[Stored entries]
# # #
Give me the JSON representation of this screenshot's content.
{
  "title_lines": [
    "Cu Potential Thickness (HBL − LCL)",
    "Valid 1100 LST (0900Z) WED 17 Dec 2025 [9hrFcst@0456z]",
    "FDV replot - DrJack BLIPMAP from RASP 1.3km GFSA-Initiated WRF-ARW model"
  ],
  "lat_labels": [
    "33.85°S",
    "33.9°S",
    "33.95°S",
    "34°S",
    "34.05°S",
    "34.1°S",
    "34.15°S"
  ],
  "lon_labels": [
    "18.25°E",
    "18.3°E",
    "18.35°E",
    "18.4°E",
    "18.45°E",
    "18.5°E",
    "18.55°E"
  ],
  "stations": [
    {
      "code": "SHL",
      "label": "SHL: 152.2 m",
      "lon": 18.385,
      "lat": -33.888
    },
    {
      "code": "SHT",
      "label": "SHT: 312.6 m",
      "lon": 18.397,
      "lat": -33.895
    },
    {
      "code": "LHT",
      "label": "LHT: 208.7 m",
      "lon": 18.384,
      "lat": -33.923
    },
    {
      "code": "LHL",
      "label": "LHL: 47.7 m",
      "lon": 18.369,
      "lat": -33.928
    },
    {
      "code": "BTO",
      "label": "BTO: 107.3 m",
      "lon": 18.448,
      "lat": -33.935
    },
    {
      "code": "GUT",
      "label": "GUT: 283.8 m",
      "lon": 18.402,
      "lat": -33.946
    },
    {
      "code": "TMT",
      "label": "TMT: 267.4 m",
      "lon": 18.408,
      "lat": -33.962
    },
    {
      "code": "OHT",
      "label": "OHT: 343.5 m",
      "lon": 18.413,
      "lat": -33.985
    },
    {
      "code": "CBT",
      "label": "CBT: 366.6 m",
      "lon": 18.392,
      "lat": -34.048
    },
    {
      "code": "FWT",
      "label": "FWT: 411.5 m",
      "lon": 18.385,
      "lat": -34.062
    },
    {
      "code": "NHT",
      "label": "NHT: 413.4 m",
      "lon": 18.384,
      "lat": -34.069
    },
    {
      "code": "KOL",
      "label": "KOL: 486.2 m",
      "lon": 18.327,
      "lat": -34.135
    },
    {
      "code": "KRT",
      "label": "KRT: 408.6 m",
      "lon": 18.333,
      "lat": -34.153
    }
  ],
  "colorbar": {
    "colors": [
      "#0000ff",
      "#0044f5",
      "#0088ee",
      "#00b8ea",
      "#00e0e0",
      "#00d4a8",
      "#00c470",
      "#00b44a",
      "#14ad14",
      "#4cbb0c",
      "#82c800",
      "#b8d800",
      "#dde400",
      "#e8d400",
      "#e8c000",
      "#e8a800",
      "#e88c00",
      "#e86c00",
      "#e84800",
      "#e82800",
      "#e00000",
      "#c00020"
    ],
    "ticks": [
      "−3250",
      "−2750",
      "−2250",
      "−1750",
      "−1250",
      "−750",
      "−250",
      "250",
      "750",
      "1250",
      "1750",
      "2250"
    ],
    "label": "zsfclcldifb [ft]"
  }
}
# # #
Above are some records; repeat all of them exactly.

Give me the JSON representation of this screenshot's content.
{
  "title_lines": [
    "Cu Potential Thickness (HBL − LCL)",
    "Valid 1100 LST (0900Z) WED 17 Dec 2025 [9hrFcst@0456z]",
    "FDV replot - DrJack BLIPMAP from RASP 1.3km GFSA-Initiated WRF-ARW model"
  ],
  "lat_labels": [
    "33.85°S",
    "33.9°S",
    "33.95°S",
    "34°S",
    "34.05°S",
    "34.1°S",
    "34.15°S"
  ],
  "lon_labels": [
    "18.25°E",
    "18.3°E",
    "18.35°E",
    "18.4°E",
    "18.45°E",
    "18.5°E",
    "18.55°E"
  ],
  "stations": [
    {
      "code": "SHL",
      "label": "SHL: 152.2 m",
      "lon": 18.385,
      "lat": -33.888
    },
    {
      "code": "SHT",
      "label": "SHT: 312.6 m",
      "lon": 18.397,
      "lat": -33.895
    },
    {
      "code": "LHT",
      "label": "LHT: 208.7 m",
      "lon": 18.384,
      "lat": -33.923
    },
    {
      "code": "LHL",
      "label": "LHL: 47.7 m",
      "lon": 18.369,
      "lat": -33.928
    },
    {
      "code": "BTO",
      "label": "BTO: 107.3 m",
      "lon": 18.448,
      "lat": -33.935
    },
    {
      "code": "GUT",
      "label": "GUT: 283.8 m",
      "lon": 18.402,
      "lat": -33.946
    },
    {
      "code": "TMT",
      "label": "TMT: 267.4 m",
      "lon": 18.408,
      "lat": -33.962
    },
    {
      "code": "OHT",
      "label": "OHT: 343.5 m",
      "lon": 18.413,
      "lat": -33.985
    },
    {
      "code": "CBT",
      "label": "CBT: 366.6 m",
      "lon": 18.392,
      "lat": -34.048
    },
    {
      "code": "FWT",
      "label": "FWT: 411.5 m",
      "lon": 18.385,
      "lat": -34.062
    },
    {
      "code": "NHT",
      "label": "NHT: 413.4 m",
      "lon": 18.384,
      "lat": -34.069
    },
    {
      "code": "KOL",
      "label": "KOL: 486.2 m",
      "lon": 18.327,
      "lat": -34.135
    },
    {
      "code": "KRT",
      "label": "KRT: 408.6 m",
      "lon": 18.333,
      "lat": -34.153
    }
  ],
  "colorbar": {
    "colors": [
      "#0000ff",
      "#0044f5",
      "#0088ee",
      "#00b8ea",
      "#00e0e0",
      "#00d4a8",
      "#00c470",
      "#00b44a",
      "#14ad14",
      "#4cbb0c",
      "#82c800",
      "#b8d800",
      "#dde400",
      "#e8d400",
      "#e8c000",
      "#e8a800",
      "#e88c00",
      "#e86c00",
      "#e84800",
      "#e82800",
      "#e00000",
      "#c00020"
    ],
    "ticks": [
      "−3250",
      "−2750",
      "−2250",
      "−1750",
      "−1250",
      "−750",
      "−250",
      "250",
      "750",
      "1250",
      "1750",
      "2250"
    ],
    "label": "zsfclcldifb [ft]"
  }
}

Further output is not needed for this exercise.